Reproduce the entire listing word for word.
================================
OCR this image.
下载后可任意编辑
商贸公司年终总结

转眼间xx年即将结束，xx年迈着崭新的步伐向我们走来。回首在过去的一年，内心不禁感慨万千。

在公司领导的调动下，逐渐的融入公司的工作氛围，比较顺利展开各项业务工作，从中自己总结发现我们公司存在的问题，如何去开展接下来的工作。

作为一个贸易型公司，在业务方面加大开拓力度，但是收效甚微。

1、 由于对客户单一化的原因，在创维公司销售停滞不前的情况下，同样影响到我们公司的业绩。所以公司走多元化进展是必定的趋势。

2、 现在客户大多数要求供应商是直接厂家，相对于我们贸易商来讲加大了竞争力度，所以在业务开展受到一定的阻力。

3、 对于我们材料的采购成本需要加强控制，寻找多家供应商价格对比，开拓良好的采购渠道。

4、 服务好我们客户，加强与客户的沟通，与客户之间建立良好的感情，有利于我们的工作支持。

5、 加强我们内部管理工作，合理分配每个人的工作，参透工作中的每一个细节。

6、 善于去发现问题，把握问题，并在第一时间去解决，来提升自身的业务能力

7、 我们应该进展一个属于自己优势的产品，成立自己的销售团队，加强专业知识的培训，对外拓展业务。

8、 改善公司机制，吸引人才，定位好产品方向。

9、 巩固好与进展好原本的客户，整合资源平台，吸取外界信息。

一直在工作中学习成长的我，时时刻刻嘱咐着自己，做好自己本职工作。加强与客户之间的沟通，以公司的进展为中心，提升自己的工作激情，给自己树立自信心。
================================
_Output for this task_
OCR this image.
下载后可任意编辑
商贸公司年终总结

转眼间xx年即将结束，xx年迈着崭新的步伐向我们走来。回首在过去的一年，内心不禁感慨万千。

在公司领导的调动下，逐渐的融入公司的工作氛围，比较顺利展开各项业务工作，从中自己总结发现我们公司存在的问题，如何去开展接下来的工作。

作为一个贸易型公司，在业务方面加大开拓力度，但是收效甚微。

1、 由于对客户单一化的原因，在创维公司销售停滞不前的情况下，同样影响到我们公司的业绩。所以公司走多元化进展是必定的趋势。

2、 现在客户大多数要求供应商是直接厂家，相对于我们贸易商来讲加大了竞争力度，所以在业务开展受到一定的阻力。

3、 对于我们材料的采购成本需要加强控制，寻找多家供应商价格对比，开拓良好的采购渠道。

4、 服务好我们客户，加强与客户的沟通，与客户之间建立良好的感情，有利于我们的工作支持。

5、 加强我们内部管理工作，合理分配每个人的工作，参透工作中的每一个细节。

6、 善于去发现问题，把握问题，并在第一时间去解决，来提升自身的业务能力

7、 我们应该进展一个属于自己优势的产品，成立自己的销售团队，加强专业知识的培训，对外拓展业务。

8、 改善公司机制，吸引人才，定位好产品方向。

9、 巩固好与进展好原本的客户，整合资源平台，吸取外界信息。

一直在工作中学习成长的我，时时刻刻嘱咐着自己，做好自己本职工作。加强与客户之间的沟通，以公司的进展为中心，提升自己的工作激情，给自己树立自信心。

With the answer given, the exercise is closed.